▶ **What the task asks**
Extract the complete listing and output it unchanged.

##### Dataset extract #####

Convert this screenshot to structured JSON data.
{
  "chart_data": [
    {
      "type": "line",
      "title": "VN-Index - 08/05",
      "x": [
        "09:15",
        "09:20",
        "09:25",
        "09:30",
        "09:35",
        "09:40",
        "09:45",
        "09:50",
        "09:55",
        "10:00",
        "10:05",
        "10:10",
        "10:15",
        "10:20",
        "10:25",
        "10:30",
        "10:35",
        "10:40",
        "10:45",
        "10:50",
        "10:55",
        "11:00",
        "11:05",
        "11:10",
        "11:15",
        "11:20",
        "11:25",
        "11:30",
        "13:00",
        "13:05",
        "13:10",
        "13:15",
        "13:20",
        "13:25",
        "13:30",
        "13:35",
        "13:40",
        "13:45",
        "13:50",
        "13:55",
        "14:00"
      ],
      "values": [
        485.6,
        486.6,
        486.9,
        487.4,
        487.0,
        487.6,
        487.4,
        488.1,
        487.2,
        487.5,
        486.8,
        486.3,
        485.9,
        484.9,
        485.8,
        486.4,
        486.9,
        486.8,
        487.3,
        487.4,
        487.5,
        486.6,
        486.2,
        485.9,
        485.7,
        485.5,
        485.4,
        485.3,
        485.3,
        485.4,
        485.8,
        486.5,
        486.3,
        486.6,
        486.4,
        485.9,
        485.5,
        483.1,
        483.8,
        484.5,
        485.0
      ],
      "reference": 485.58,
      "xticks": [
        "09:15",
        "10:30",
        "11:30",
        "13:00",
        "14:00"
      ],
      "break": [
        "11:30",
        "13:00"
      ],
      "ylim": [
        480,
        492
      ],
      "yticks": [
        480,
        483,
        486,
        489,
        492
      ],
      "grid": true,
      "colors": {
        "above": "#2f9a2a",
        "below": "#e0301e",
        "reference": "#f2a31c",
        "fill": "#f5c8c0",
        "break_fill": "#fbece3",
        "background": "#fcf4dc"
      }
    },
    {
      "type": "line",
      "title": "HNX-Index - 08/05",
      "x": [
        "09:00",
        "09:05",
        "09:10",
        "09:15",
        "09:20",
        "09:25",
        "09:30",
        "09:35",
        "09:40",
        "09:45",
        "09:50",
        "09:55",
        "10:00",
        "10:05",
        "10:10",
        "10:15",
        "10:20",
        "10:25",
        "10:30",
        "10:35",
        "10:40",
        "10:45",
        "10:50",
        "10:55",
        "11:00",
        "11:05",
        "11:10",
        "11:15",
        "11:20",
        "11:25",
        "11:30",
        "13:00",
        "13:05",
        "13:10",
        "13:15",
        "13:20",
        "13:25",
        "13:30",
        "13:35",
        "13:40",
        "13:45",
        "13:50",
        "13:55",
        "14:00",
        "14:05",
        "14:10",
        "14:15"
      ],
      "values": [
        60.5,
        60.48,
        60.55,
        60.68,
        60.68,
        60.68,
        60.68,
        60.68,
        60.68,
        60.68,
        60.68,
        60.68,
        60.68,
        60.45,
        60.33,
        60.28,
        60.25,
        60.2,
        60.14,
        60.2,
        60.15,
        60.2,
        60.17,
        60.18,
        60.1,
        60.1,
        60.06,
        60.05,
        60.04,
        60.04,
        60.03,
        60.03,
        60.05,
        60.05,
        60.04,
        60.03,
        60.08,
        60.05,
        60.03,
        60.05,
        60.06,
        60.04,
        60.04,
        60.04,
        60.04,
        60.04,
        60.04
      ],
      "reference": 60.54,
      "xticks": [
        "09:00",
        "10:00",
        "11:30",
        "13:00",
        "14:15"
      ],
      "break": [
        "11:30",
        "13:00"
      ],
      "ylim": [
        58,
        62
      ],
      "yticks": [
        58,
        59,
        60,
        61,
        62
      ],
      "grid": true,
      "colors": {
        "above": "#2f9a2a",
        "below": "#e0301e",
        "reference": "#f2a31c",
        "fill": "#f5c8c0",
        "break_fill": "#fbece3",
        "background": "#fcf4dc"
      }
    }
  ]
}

#####

▶ **Solved exercise**
Convert this screenshot to structured JSON data.
{
  "chart_data": [
    {
      "type": "line",
      "title": "VN-Index - 08/05",
      "x": [
        "09:15",
        "09:20",
        "09:25",
        "09:30",
        "09:35",
        "09:40",
        "09:45",
        "09:50",
        "09:55",
        "10:00",
        "10:05",
        "10:10",
        "10:15",
        "10:20",
        "10:25",
        "10:30",
        "10:35",
        "10:40",
        "10:45",
        "10:50",
        "10:55",
        "11:00",
        "11:05",
        "11:10",
        "11:15",
        "11:20",
        "11:25",
        "11:30",
        "13:00",
        "13:05",
        "13:10",
        "13:15",
        "13:20",
        "13:25",
        "13:30",
        "13:35",
        "13:40",
        "13:45",
        "13:50",
        "13:55",
        "14:00"
      ],
      "values": [
        485.6,
        486.6,
        486.9,
        487.4,
        487.0,
        487.6,
        487.4,
        488.1,
        487.2,
        487.5,
        486.8,
        486.3,
        485.9,
        484.9,
        485.8,
        486.4,
        486.9,
        486.8,
        487.3,
        487.4,
        487.5,
        486.6,
        486.2,
        485.9,
        485.7,
        485.5,
        485.4,
        485.3,
        485.3,
        485.4,
        485.8,
        486.5,
        486.3,
        486.6,
        486.4,
        485.9,
        485.5,
        483.1,
        483.8,
        484.5,
        485.0
      ],
      "reference": 485.58,
      "xticks": [
        "09:15",
        "10:30",
        "11:30",
        "13:00",
        "14:00"
      ],
      "break": [
        "11:30",
        "13:00"
      ],
      "ylim": [
        480,
        492
      ],
      "yticks": [
        480,
        483,
        486,
        489,
        492
      ],
      "grid": true,
      "colors": {
        "above": "#2f9a2a",
        "below": "#e0301e",
        "reference": "#f2a31c",
        "fill": "#f5c8c0",
        "break_fill": "#fbece3",
        "background": "#fcf4dc"
      }
    },
    {
      "type": "line",
      "title": "HNX-Index - 08/05",
      "x": [
        "09:00",
        "09:05",
        "09:10",
        "09:15",
        "09:20",
        "09:25",
        "09:30",
        "09:35",
        "09:40",
        "09:45",
        "09:50",
        "09:55",
        "10:00",
        "10:05",
        "10:10",
        "10:15",
        "10:20",
        "10:25",
        "10:30",
        "10:35",
        "10:40",
        "10:45",
        "10:50",
        "10:55",
        "11:00",
        "11:05",
        "11:10",
        "11:15",
        "11:20",
        "11:25",
        "11:30",
        "13:00",
        "13:05",
        "13:10",
        "13:15",
        "13:20",
        "13:25",
        "13:30",
        "13:35",
        "13:40",
        "13:45",
        "13:50",
        "13:55",
        "14:00",
        "14:05",
        "14:10",
        "14:15"
      ],
      "values": [
        60.5,
        60.48,
        60.55,
        60.68,
        60.68,
        60.68,
        60.68,
        60.68,
        60.68,
        60.68,
        60.68,
        60.68,
        60.68,
        60.45,
        60.33,
        60.28,
        60.25,
        60.2,
        60.14,
        60.2,
        60.15,
        60.2,
        60.17,
        60.18,
        60.1,
        60.1,
        60.06,
        60.05,
        60.04,
        60.04,
        60.03,
        60.03,
        60.05,
        60.05,
        60.04,
        60.03,
        60.08,
        60.05,
        60.03,
        60.05,
        60.06,
        60.04,
        60.04,
        60.04,
        60.04,
        60.04,
        60.04
      ],
      "reference": 60.54,
      "xticks": [
        "09:00",
        "10:00",
        "11:30",
        "13:00",
        "14:15"
      ],
      "break": [
        "11:30",
        "13:00"
      ],
      "ylim": [
        58,
        62
      ],
      "yticks": [
        58,
        59,
        60,
        61,
        62
      ],
      "grid": true,
      "colors": {
        "above": "#2f9a2a",
        "below": "#e0301e",
        "reference": "#f2a31c",
        "fill": "#f5c8c0",
        "break_fill": "#fbece3",
        "background": "#fcf4dc"
      }
    }
  ]
}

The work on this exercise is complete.